*TASK:*
How many lines in the records below contain the word "text"? Give only the number.
::::
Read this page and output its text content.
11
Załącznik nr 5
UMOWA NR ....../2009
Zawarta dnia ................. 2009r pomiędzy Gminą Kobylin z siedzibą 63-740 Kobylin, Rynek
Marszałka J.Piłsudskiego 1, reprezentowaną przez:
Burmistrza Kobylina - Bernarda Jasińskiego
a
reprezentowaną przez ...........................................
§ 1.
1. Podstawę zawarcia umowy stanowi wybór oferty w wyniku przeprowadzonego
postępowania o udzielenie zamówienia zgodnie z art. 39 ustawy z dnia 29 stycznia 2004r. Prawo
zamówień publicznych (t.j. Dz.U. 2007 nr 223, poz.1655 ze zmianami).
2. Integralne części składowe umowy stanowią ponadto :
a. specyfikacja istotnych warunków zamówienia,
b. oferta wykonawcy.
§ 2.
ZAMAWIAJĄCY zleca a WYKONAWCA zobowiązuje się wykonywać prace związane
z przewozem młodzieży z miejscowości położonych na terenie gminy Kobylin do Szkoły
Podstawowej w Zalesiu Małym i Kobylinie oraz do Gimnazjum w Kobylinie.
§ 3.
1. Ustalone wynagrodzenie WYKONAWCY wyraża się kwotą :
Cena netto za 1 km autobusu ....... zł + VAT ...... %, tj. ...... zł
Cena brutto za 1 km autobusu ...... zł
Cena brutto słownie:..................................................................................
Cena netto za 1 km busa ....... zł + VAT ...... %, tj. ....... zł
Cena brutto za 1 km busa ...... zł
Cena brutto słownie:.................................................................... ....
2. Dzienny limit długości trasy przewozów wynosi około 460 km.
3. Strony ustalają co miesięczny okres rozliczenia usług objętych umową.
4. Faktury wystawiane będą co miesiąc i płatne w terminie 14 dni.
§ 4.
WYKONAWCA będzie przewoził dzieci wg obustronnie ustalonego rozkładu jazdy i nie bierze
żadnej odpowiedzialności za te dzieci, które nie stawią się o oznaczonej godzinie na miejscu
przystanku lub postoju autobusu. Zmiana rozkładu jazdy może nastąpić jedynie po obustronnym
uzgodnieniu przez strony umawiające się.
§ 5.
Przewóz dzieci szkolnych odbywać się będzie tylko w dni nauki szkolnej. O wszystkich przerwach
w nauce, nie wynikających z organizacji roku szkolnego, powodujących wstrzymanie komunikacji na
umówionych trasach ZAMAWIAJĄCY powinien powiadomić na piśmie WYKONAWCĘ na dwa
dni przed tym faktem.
::::
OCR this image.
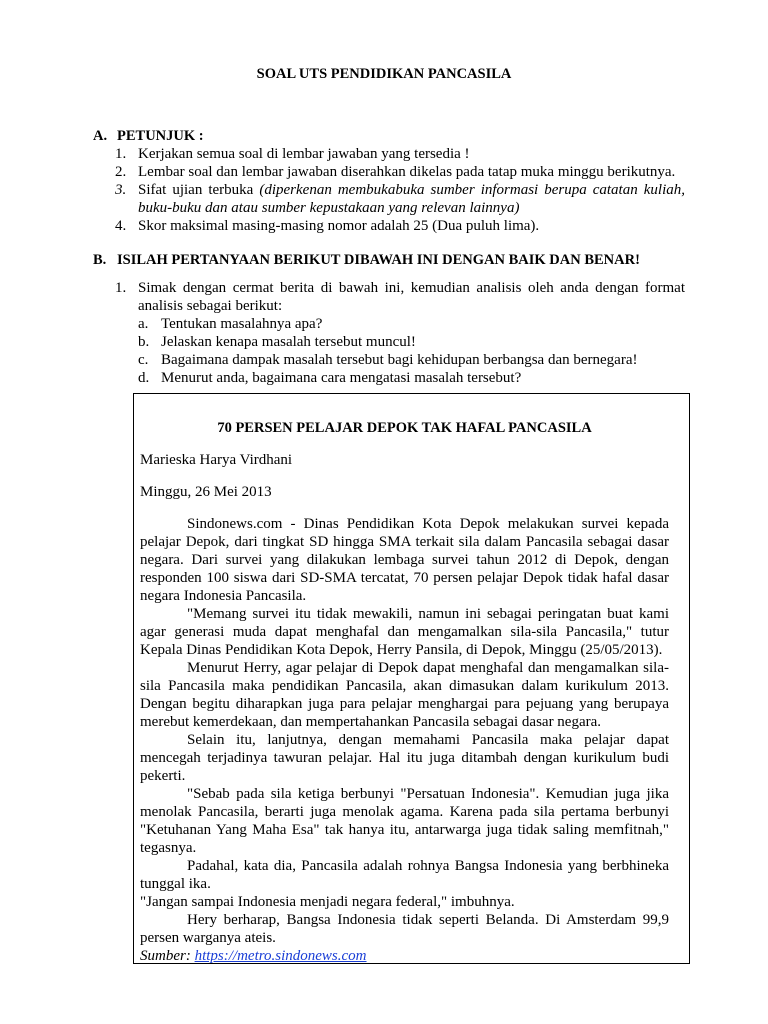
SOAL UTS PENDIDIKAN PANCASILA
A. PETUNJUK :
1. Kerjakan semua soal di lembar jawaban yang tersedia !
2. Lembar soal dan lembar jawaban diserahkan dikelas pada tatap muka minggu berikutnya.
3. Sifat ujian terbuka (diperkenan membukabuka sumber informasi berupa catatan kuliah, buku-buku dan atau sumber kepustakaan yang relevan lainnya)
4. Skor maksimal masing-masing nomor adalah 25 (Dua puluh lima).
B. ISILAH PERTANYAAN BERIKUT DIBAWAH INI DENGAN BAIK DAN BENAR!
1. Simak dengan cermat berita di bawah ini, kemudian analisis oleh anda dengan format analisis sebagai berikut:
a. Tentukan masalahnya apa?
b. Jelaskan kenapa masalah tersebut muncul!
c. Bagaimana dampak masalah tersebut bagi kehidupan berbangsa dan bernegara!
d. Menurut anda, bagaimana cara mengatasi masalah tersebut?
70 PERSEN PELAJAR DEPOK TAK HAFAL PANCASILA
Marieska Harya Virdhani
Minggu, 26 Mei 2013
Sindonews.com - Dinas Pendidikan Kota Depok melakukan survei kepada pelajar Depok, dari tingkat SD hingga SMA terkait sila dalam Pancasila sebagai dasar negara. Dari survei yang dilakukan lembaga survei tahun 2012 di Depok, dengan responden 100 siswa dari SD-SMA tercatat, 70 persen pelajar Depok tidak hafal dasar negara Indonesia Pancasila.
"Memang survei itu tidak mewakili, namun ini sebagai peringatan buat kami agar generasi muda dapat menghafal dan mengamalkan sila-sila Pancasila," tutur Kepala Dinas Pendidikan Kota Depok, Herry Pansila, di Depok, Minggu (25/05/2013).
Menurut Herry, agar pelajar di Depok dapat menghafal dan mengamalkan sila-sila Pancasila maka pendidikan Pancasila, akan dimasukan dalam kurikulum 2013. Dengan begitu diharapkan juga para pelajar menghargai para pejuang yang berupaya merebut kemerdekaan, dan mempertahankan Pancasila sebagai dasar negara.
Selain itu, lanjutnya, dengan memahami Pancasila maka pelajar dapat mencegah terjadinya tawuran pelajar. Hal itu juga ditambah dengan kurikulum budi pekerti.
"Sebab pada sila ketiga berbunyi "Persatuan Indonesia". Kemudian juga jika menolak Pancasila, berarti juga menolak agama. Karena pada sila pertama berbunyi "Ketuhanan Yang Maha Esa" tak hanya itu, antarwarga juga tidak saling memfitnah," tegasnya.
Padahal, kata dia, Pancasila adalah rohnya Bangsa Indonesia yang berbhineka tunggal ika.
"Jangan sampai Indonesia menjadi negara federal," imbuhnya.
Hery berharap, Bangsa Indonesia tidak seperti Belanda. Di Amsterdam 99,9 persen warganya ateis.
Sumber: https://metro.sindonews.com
::::
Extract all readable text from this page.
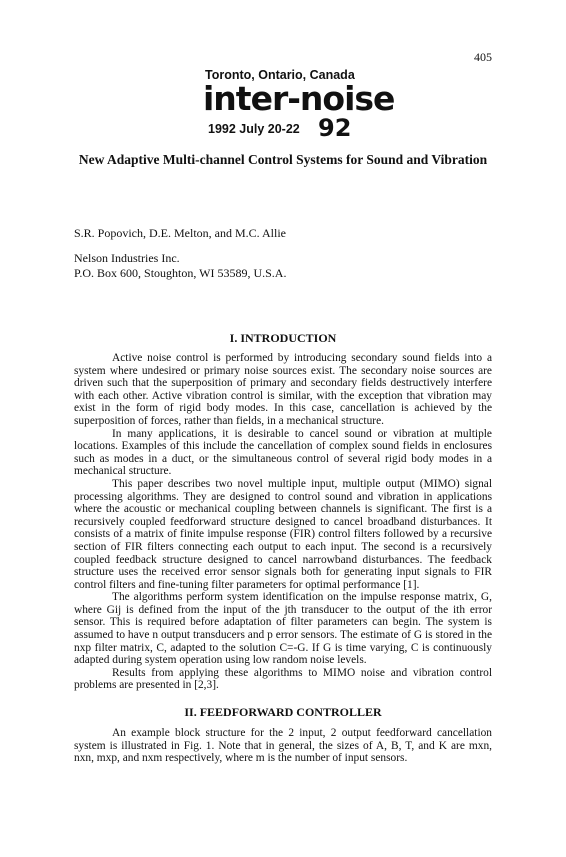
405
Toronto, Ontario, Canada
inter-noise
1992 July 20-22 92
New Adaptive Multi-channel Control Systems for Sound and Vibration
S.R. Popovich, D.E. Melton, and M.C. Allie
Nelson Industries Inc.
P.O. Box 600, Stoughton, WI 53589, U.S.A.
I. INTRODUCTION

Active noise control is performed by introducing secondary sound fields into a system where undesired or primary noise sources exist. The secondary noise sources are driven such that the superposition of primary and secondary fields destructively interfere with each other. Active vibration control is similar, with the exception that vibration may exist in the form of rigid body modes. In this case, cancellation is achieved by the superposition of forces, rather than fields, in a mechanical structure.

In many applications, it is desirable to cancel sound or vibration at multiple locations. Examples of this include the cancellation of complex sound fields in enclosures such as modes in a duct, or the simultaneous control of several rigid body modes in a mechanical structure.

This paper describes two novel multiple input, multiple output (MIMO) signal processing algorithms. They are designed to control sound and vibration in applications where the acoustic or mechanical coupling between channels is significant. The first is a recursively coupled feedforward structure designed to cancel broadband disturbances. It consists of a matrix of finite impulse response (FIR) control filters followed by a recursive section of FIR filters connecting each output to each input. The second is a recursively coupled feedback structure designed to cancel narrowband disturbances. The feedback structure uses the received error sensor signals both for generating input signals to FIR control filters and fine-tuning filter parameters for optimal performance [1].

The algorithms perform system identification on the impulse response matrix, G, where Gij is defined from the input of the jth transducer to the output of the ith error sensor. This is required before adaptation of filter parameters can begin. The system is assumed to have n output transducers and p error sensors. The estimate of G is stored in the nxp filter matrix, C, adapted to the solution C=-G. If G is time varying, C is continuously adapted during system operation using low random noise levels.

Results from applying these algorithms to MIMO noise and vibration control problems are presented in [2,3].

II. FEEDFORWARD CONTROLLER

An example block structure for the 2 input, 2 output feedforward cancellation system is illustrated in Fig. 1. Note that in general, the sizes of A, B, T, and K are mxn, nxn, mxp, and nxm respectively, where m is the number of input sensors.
::::
*TASK RESPONSE:*
2